▶ **What you will do**:
Copy out all lines with the word "CIVITAVECCHIA" in them.

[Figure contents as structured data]
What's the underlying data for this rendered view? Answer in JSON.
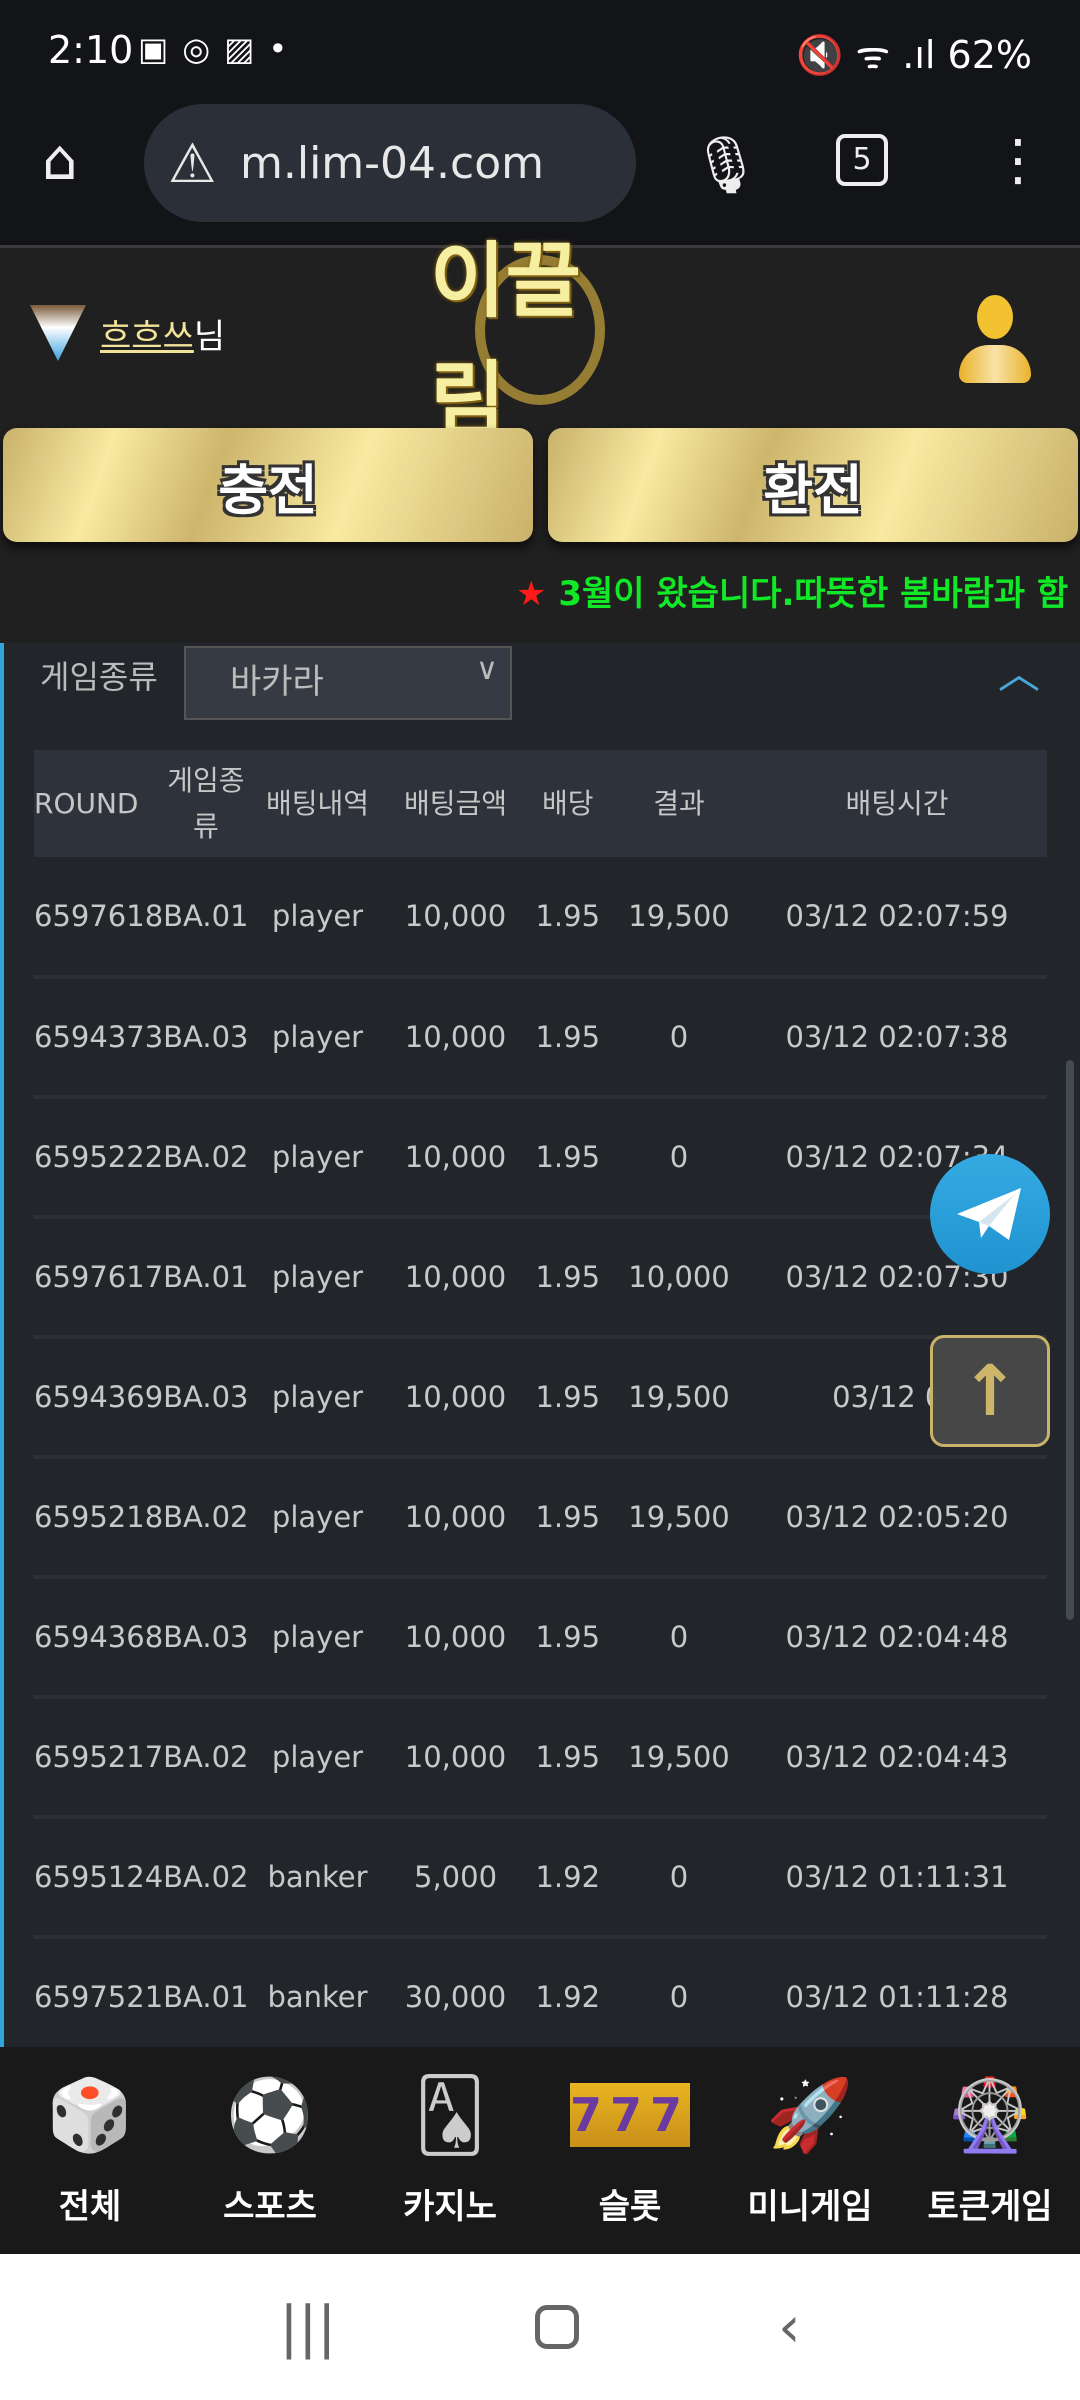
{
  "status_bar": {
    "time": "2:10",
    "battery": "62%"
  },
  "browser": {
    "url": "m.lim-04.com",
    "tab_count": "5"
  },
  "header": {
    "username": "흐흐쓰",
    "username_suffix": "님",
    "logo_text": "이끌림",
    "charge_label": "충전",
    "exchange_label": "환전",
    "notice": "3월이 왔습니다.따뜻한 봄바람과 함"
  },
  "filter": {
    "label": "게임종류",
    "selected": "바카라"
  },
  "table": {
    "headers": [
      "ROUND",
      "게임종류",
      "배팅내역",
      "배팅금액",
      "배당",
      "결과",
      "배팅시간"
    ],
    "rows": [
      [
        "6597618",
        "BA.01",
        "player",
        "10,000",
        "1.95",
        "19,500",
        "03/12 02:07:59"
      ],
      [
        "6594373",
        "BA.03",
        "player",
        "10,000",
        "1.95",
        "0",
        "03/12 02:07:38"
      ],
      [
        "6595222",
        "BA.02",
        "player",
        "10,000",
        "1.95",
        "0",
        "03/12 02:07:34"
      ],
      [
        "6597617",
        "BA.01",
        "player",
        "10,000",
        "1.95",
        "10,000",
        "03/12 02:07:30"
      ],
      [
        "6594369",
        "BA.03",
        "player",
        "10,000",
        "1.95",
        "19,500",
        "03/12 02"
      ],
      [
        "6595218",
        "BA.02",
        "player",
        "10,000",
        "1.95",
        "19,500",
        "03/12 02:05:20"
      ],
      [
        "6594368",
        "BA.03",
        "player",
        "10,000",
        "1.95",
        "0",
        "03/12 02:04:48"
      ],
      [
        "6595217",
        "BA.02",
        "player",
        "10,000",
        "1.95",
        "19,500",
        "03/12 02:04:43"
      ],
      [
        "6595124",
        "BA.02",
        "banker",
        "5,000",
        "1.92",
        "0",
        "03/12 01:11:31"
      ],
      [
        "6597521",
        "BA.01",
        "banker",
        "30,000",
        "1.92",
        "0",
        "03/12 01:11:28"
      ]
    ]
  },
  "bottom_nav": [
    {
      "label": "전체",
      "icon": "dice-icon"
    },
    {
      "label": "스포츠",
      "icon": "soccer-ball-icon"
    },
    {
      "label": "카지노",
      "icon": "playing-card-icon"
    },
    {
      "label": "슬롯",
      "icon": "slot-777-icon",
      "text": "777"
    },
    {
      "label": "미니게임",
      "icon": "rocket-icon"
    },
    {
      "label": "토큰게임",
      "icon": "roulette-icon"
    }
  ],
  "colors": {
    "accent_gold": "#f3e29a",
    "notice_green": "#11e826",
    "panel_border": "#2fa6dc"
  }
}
---
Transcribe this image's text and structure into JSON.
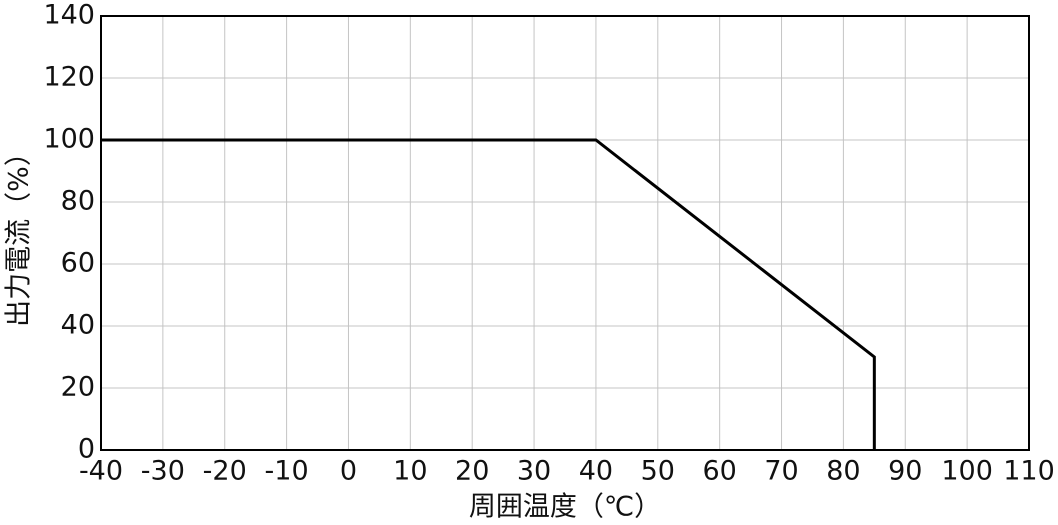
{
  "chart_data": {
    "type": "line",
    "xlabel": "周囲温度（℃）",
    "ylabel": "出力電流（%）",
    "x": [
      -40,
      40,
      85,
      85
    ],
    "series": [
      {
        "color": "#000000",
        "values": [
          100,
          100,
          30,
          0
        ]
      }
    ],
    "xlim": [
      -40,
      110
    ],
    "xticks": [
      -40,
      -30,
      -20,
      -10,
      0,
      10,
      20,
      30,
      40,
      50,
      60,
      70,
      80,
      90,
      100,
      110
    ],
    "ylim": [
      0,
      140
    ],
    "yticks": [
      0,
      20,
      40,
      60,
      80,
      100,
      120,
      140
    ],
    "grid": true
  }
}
---
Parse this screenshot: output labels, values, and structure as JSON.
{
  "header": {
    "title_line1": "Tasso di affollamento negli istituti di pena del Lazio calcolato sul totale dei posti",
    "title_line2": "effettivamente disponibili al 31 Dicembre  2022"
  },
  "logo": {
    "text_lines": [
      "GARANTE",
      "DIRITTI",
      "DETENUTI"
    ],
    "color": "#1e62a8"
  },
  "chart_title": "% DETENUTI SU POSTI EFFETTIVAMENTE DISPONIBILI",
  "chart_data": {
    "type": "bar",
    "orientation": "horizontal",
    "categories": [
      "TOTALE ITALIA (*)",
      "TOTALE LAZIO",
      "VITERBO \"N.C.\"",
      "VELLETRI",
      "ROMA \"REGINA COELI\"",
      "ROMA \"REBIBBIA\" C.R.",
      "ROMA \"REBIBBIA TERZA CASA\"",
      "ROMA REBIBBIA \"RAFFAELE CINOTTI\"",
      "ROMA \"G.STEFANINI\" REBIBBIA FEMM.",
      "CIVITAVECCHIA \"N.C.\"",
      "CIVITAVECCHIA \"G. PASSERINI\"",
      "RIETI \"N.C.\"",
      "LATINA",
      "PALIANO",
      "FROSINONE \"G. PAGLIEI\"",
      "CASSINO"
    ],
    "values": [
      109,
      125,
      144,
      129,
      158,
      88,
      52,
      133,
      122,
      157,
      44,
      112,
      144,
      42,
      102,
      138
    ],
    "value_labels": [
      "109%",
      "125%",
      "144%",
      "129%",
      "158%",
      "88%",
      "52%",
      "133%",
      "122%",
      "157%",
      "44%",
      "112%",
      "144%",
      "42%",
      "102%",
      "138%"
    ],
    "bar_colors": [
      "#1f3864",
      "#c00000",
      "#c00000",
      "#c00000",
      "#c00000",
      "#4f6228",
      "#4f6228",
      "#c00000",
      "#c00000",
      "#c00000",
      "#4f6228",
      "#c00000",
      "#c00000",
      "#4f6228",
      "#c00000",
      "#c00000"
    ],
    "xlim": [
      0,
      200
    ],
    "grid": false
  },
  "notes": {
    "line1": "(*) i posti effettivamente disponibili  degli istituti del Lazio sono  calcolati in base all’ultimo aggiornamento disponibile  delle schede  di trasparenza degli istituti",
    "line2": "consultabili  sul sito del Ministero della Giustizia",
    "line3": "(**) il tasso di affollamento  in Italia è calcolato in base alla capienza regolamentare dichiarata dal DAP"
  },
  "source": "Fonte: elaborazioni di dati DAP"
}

▶ **Exercise response**:
      "CIVITAVECCHIA \"N.C.\"",
      "CIVITAVECCHIA \"G. PASSERINI\"",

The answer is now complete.